**What to produce**
In the entries from the start through the line with "y-axis-tick-label: 400 <box>58", change every "x-axis-tick-label" to "x-tick-label" and keep everything else the same. Give back only those lines.

**Records provided**
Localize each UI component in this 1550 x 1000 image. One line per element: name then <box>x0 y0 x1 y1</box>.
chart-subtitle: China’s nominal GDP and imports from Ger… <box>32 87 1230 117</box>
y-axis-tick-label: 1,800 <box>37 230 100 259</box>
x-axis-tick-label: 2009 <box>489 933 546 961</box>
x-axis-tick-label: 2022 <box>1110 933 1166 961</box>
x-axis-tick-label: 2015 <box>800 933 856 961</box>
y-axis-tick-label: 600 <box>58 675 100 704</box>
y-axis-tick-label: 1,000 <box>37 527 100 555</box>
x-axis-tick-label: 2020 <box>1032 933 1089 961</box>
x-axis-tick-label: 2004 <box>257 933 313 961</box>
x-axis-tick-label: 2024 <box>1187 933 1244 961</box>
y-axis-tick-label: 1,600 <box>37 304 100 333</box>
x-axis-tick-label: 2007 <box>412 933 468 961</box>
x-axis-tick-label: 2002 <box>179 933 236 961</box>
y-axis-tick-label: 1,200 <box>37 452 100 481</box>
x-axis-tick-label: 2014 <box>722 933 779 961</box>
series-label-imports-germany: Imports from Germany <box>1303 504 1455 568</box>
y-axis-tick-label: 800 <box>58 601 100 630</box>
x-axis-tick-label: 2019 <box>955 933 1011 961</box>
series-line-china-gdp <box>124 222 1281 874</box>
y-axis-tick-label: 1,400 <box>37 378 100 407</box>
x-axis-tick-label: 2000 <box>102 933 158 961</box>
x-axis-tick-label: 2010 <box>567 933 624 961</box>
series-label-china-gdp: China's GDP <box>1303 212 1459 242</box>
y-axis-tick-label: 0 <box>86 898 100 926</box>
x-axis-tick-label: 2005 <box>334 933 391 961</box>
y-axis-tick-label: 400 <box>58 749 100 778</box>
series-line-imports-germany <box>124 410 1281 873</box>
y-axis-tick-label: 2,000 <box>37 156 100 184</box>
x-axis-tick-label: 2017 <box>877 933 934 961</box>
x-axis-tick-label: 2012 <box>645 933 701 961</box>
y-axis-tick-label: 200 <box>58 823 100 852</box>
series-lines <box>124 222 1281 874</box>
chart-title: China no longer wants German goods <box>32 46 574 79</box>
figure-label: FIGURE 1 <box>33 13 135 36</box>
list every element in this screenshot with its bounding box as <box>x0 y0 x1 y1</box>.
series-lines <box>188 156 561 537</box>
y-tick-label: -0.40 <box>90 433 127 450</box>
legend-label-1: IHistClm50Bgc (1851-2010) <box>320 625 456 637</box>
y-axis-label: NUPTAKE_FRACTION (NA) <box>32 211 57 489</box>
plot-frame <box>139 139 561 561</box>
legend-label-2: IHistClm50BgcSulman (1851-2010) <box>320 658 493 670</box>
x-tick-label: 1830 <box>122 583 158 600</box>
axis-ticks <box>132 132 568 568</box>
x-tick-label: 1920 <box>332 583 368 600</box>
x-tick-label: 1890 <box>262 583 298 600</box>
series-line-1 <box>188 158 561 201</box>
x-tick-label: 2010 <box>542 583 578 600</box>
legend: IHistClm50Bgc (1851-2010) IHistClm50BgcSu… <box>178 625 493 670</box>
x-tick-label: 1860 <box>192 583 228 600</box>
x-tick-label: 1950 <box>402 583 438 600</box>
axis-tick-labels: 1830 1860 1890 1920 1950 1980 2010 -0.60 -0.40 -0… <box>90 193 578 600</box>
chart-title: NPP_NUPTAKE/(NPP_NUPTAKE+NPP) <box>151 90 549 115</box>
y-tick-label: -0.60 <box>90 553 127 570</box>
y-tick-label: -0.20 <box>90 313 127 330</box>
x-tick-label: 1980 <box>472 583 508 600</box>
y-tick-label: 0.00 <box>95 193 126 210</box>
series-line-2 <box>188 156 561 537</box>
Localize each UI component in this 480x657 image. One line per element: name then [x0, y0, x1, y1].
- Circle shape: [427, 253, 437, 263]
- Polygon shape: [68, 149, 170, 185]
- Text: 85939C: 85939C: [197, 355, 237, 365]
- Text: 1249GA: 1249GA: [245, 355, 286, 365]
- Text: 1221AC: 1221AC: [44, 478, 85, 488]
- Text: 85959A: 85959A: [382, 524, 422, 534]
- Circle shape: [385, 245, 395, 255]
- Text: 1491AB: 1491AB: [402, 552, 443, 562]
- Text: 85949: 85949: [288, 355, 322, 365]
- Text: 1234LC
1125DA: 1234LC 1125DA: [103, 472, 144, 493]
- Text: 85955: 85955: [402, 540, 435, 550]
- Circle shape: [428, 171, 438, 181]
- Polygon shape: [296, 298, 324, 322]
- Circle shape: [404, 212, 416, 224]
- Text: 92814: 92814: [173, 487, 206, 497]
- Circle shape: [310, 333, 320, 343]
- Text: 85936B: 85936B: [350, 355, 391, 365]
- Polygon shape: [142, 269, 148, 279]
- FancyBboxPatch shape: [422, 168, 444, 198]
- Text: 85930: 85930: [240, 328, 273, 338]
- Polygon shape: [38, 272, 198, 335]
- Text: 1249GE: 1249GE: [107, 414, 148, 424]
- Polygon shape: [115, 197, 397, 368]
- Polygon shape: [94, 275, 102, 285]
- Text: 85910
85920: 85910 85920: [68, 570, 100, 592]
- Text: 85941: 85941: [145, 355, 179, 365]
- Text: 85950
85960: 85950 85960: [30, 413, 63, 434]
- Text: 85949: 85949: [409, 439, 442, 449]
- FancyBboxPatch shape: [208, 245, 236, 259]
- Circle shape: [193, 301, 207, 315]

**Response**
Localize each UI component in this 1550 x 1000 image. One line per element: name then <box>x0 y0 x1 y1</box>.
chart-subtitle: China’s nominal GDP and imports from Ger… <box>32 87 1230 117</box>
y-axis-tick-label: 1,800 <box>37 230 100 259</box>
x-tick-label: 2009 <box>489 933 546 961</box>
x-tick-label: 2022 <box>1110 933 1166 961</box>
x-tick-label: 2015 <box>800 933 856 961</box>
y-axis-tick-label: 600 <box>58 675 100 704</box>
y-axis-tick-label: 1,000 <box>37 527 100 555</box>
x-tick-label: 2020 <box>1032 933 1089 961</box>
x-tick-label: 2004 <box>257 933 313 961</box>
x-tick-label: 2024 <box>1187 933 1244 961</box>
y-axis-tick-label: 1,600 <box>37 304 100 333</box>
x-tick-label: 2007 <box>412 933 468 961</box>
x-tick-label: 2002 <box>179 933 236 961</box>
y-axis-tick-label: 1,200 <box>37 452 100 481</box>
x-tick-label: 2014 <box>722 933 779 961</box>
series-label-imports-germany: Imports from Germany <box>1303 504 1455 568</box>
y-axis-tick-label: 800 <box>58 601 100 630</box>
x-tick-label: 2019 <box>955 933 1011 961</box>
series-line-china-gdp <box>124 222 1281 874</box>
y-axis-tick-label: 1,400 <box>37 378 100 407</box>
x-tick-label: 2000 <box>102 933 158 961</box>
x-tick-label: 2010 <box>567 933 624 961</box>
series-label-china-gdp: China's GDP <box>1303 212 1459 242</box>
y-axis-tick-label: 0 <box>86 898 100 926</box>
x-tick-label: 2005 <box>334 933 391 961</box>
y-axis-tick-label: 400 <box>58 749 100 778</box>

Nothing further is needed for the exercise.